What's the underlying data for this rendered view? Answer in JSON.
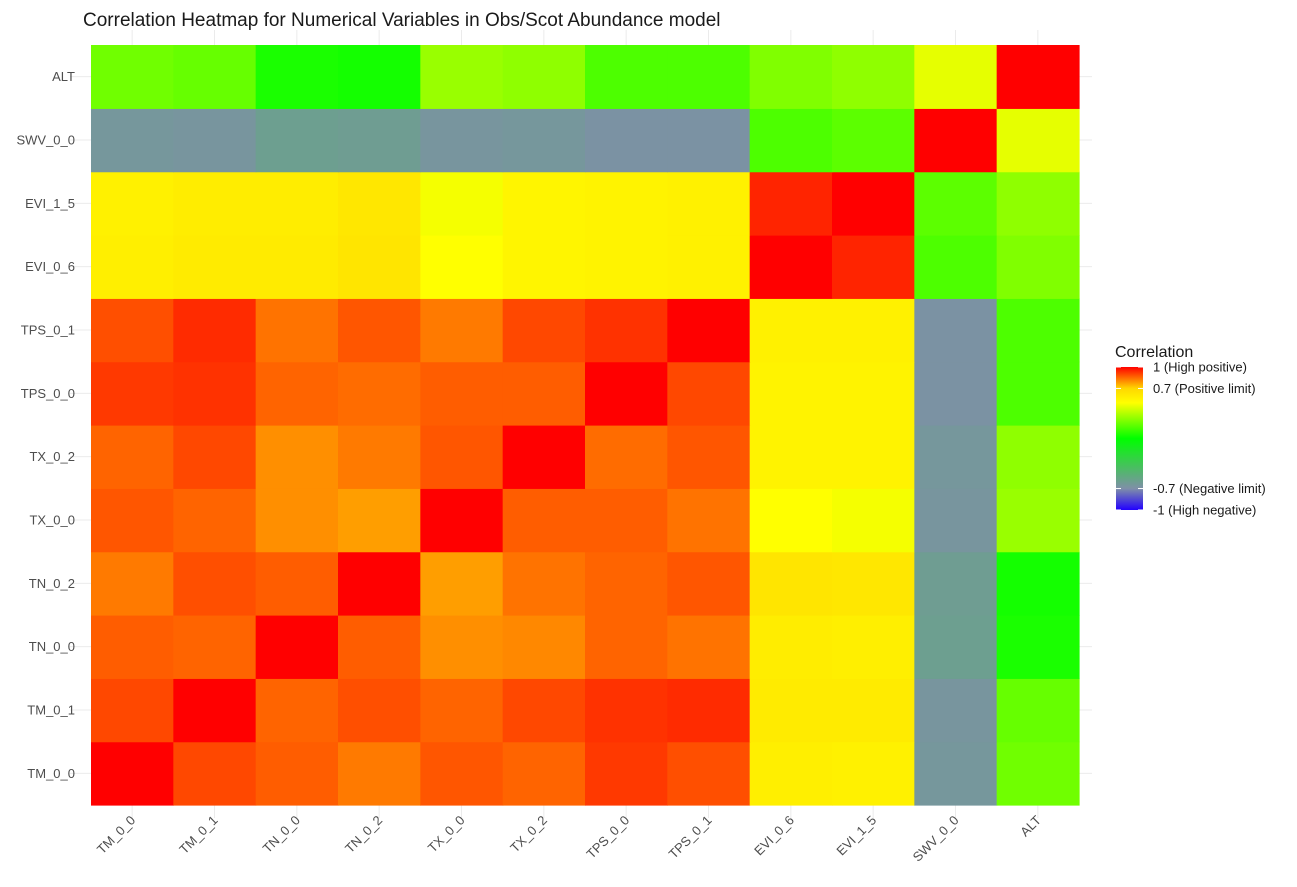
{
  "chart_data": {
    "type": "heatmap",
    "title": "Correlation Heatmap for Numerical Variables in Obs/Scot Abundance model",
    "xlabel": "",
    "ylabel": "",
    "x_categories": [
      "TM_0_0",
      "TM_0_1",
      "TN_0_0",
      "TN_0_2",
      "TX_0_0",
      "TX_0_2",
      "TPS_0_0",
      "TPS_0_1",
      "EVI_0_6",
      "EVI_1_5",
      "SWV_0_0",
      "ALT"
    ],
    "y_categories_bottom_to_top": [
      "TM_0_0",
      "TM_0_1",
      "TN_0_0",
      "TN_0_2",
      "TX_0_0",
      "TX_0_2",
      "TPS_0_0",
      "TPS_0_1",
      "EVI_0_6",
      "EVI_1_5",
      "SWV_0_0",
      "ALT"
    ],
    "values": [
      [
        1.0,
        0.9,
        0.87,
        0.83,
        0.88,
        0.86,
        0.92,
        0.89,
        0.58,
        0.57,
        -0.65,
        0.22
      ],
      [
        0.9,
        1.0,
        0.86,
        0.89,
        0.86,
        0.9,
        0.93,
        0.94,
        0.6,
        0.6,
        -0.66,
        0.2
      ],
      [
        0.87,
        0.86,
        1.0,
        0.87,
        0.8,
        0.81,
        0.86,
        0.84,
        0.59,
        0.58,
        -0.6,
        0.05
      ],
      [
        0.83,
        0.89,
        0.87,
        1.0,
        0.78,
        0.84,
        0.86,
        0.88,
        0.63,
        0.62,
        -0.61,
        0.04
      ],
      [
        0.88,
        0.86,
        0.8,
        0.78,
        1.0,
        0.87,
        0.87,
        0.84,
        0.5,
        0.48,
        -0.66,
        0.3
      ],
      [
        0.86,
        0.9,
        0.8,
        0.83,
        0.88,
        1.0,
        0.85,
        0.88,
        0.56,
        0.56,
        -0.65,
        0.28
      ],
      [
        0.92,
        0.93,
        0.86,
        0.85,
        0.87,
        0.87,
        1.0,
        0.9,
        0.56,
        0.56,
        -0.68,
        0.15
      ],
      [
        0.89,
        0.94,
        0.84,
        0.88,
        0.83,
        0.9,
        0.93,
        1.0,
        0.57,
        0.57,
        -0.68,
        0.15
      ],
      [
        0.58,
        0.6,
        0.6,
        0.63,
        0.5,
        0.55,
        0.56,
        0.57,
        1.0,
        0.95,
        0.15,
        0.25
      ],
      [
        0.57,
        0.59,
        0.59,
        0.62,
        0.48,
        0.55,
        0.56,
        0.57,
        0.95,
        1.0,
        0.18,
        0.28
      ],
      [
        -0.65,
        -0.66,
        -0.6,
        -0.61,
        -0.66,
        -0.65,
        -0.68,
        -0.68,
        0.15,
        0.18,
        1.0,
        0.45
      ],
      [
        0.22,
        0.2,
        0.05,
        0.04,
        0.3,
        0.28,
        0.15,
        0.15,
        0.25,
        0.28,
        0.45,
        1.0
      ]
    ],
    "color_scale": {
      "stops": [
        {
          "value": -1.0,
          "color": "#2200ff"
        },
        {
          "value": -0.7,
          "color": "#7f8fa8"
        },
        {
          "value": 0.0,
          "color": "#00ff00"
        },
        {
          "value": 0.5,
          "color": "#ffff00"
        },
        {
          "value": 0.7,
          "color": "#ffd700"
        },
        {
          "value": 1.0,
          "color": "#ff0000"
        }
      ]
    },
    "legend": {
      "title": "Correlation",
      "position": "right",
      "labels": [
        {
          "value": 1.0,
          "text": "1 (High positive)"
        },
        {
          "value": 0.7,
          "text": "0.7 (Positive limit)"
        },
        {
          "value": -0.7,
          "text": "-0.7 (Negative limit)"
        },
        {
          "value": -1.0,
          "text": "-1 (High negative)"
        }
      ]
    },
    "grid": true
  }
}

Given task.
Each line that holds the word "Correlation" is to be copied.

Result for this exercise.
    "title": "Correlation Heatmap for Numerical Variables in Obs/Scot Abundance model",
      "title": "Correlation",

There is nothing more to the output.